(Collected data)
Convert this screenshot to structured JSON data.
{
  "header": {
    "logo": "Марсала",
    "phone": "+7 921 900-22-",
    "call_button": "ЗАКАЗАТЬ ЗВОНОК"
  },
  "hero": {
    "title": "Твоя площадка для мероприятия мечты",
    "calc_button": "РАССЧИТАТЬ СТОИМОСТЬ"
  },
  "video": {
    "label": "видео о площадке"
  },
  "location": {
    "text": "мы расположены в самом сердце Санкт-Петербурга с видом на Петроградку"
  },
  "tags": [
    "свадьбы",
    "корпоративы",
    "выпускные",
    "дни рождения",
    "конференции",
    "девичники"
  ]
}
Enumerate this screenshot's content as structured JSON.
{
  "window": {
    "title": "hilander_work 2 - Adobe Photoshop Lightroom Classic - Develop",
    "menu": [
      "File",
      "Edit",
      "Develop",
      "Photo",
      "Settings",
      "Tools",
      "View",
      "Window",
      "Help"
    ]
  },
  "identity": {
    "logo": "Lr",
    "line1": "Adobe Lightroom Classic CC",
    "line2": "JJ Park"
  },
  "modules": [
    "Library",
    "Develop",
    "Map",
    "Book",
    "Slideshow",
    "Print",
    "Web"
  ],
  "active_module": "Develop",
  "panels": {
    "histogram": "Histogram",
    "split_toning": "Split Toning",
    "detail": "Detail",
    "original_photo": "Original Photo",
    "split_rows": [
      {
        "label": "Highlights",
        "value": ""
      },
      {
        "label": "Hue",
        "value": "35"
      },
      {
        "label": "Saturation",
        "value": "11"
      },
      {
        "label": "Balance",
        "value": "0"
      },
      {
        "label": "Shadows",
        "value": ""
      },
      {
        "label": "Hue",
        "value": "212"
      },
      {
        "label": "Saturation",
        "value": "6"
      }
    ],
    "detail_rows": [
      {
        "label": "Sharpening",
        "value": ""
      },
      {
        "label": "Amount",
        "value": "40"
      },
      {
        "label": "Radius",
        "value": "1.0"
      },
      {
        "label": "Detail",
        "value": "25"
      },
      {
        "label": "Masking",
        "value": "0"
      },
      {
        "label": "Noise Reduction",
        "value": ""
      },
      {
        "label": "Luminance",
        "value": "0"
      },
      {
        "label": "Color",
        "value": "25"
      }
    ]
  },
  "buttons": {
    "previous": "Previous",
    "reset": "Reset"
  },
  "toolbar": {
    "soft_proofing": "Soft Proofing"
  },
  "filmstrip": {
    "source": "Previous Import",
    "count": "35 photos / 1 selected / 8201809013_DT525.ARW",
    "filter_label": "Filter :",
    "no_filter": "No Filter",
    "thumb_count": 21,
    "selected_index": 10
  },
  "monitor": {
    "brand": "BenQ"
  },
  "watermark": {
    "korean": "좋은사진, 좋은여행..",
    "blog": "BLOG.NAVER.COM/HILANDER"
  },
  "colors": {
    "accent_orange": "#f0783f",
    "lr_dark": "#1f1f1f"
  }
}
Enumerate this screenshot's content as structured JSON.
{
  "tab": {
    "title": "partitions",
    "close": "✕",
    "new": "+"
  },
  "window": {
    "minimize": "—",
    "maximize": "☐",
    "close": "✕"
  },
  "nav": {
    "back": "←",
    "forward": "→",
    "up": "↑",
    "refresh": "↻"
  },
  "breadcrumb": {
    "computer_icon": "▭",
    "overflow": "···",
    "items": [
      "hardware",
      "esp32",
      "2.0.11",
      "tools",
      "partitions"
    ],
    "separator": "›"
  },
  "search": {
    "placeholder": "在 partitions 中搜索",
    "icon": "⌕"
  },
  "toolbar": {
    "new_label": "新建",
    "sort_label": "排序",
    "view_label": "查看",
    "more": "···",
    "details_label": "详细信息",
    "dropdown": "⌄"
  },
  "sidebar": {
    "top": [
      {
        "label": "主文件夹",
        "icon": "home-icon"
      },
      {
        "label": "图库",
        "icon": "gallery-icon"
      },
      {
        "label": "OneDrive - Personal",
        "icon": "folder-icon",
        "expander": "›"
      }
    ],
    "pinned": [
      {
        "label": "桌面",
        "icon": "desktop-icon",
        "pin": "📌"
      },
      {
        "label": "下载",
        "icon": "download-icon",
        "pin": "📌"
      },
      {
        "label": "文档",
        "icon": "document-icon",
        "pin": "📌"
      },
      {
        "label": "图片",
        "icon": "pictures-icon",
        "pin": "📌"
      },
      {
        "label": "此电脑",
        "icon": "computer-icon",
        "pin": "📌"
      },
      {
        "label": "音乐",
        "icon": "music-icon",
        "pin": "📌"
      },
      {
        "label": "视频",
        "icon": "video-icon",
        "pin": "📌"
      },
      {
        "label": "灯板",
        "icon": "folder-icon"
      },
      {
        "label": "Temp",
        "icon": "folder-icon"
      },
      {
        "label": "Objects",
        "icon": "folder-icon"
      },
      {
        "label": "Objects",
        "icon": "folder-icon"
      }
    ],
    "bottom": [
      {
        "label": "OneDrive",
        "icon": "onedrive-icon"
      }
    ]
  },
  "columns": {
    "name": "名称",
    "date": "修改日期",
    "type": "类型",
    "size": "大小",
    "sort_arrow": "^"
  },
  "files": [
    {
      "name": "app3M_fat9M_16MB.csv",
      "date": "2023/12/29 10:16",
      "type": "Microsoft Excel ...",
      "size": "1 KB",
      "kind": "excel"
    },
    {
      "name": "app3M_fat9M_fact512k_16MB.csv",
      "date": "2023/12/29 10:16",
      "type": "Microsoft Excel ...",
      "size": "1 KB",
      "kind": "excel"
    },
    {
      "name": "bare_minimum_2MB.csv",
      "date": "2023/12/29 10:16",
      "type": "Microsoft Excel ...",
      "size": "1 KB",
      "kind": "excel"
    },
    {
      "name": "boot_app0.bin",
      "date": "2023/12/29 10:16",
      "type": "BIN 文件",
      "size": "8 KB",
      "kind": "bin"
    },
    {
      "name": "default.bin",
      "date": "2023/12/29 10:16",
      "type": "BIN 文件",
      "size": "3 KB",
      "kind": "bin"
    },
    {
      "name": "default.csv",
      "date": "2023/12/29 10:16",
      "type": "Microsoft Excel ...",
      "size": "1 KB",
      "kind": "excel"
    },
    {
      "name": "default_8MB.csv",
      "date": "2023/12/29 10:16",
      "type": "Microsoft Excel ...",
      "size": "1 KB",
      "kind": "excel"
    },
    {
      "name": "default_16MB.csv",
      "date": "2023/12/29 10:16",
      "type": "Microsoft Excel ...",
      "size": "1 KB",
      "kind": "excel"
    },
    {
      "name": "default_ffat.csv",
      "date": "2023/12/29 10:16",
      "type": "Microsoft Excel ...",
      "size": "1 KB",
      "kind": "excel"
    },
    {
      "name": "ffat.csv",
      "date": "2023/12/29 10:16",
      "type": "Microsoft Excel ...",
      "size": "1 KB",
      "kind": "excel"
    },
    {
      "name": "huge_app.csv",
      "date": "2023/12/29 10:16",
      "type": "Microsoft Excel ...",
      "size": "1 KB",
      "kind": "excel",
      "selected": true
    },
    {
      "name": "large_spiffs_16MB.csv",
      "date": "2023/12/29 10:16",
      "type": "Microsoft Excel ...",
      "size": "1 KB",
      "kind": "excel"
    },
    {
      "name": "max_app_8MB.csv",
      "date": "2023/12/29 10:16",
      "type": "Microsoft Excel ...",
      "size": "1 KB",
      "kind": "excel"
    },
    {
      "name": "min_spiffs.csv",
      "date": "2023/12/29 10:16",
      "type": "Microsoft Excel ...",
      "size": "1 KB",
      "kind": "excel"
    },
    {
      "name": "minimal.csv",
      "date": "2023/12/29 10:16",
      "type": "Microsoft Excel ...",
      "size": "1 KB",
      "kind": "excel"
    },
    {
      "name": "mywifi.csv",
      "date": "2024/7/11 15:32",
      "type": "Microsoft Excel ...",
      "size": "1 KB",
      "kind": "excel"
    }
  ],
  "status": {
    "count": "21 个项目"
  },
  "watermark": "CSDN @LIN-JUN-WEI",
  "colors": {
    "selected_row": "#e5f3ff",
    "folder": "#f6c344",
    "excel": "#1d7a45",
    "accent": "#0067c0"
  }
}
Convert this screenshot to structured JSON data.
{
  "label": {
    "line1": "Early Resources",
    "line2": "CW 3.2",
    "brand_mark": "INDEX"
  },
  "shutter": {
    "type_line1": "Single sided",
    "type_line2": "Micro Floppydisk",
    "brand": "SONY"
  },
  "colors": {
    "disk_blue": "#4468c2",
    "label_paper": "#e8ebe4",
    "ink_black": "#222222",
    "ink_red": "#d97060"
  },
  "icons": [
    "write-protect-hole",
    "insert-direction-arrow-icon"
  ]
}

WORK REQUIRED
Show the lines of the data that hold the word "title".

RESPONSE
    "title": "Твоя площадка для мероприятия мечты",
    "title": "hilander_work 2 - Adobe Photoshop Lightroom Classic - Develop",
    "title": "partitions",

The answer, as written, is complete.